_GIVEN TASK_
Write out the records word for word, starting at their first line and ending at the line that contains "x-tick-label: 2月: [166, 372, 191, 391]", with both of those lines included.

_AVAILABLE RECORDS_
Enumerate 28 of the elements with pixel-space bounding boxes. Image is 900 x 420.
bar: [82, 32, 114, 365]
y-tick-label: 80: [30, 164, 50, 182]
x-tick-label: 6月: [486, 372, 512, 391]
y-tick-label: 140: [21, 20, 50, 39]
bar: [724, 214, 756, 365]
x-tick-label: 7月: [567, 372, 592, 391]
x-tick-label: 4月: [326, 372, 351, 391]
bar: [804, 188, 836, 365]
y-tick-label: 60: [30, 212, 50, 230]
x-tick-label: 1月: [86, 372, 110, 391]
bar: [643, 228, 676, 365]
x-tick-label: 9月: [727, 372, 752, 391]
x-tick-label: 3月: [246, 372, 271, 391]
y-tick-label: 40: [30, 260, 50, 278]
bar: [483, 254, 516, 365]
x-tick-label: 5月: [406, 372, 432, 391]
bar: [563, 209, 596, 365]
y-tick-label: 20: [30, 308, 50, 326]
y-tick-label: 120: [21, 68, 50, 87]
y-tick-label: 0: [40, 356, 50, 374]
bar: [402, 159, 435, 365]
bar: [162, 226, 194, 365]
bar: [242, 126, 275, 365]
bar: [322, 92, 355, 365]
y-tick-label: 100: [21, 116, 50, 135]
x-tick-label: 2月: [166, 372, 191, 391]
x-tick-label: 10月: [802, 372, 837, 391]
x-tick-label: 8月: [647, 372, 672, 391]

_ANSWER TO THIS TASK_
Enumerate 28 of the elements with pixel-space bounding boxes. Image is 900 x 420.
bar: [82, 32, 114, 365]
y-tick-label: 80: [30, 164, 50, 182]
x-tick-label: 6月: [486, 372, 512, 391]
y-tick-label: 140: [21, 20, 50, 39]
bar: [724, 214, 756, 365]
x-tick-label: 7月: [567, 372, 592, 391]
x-tick-label: 4月: [326, 372, 351, 391]
bar: [804, 188, 836, 365]
y-tick-label: 60: [30, 212, 50, 230]
x-tick-label: 1月: [86, 372, 110, 391]
bar: [643, 228, 676, 365]
x-tick-label: 9月: [727, 372, 752, 391]
x-tick-label: 3月: [246, 372, 271, 391]
y-tick-label: 40: [30, 260, 50, 278]
bar: [483, 254, 516, 365]
x-tick-label: 5月: [406, 372, 432, 391]
bar: [563, 209, 596, 365]
y-tick-label: 20: [30, 308, 50, 326]
y-tick-label: 120: [21, 68, 50, 87]
y-tick-label: 0: [40, 356, 50, 374]
bar: [402, 159, 435, 365]
bar: [162, 226, 194, 365]
bar: [242, 126, 275, 365]
bar: [322, 92, 355, 365]
y-tick-label: 100: [21, 116, 50, 135]
x-tick-label: 2月: [166, 372, 191, 391]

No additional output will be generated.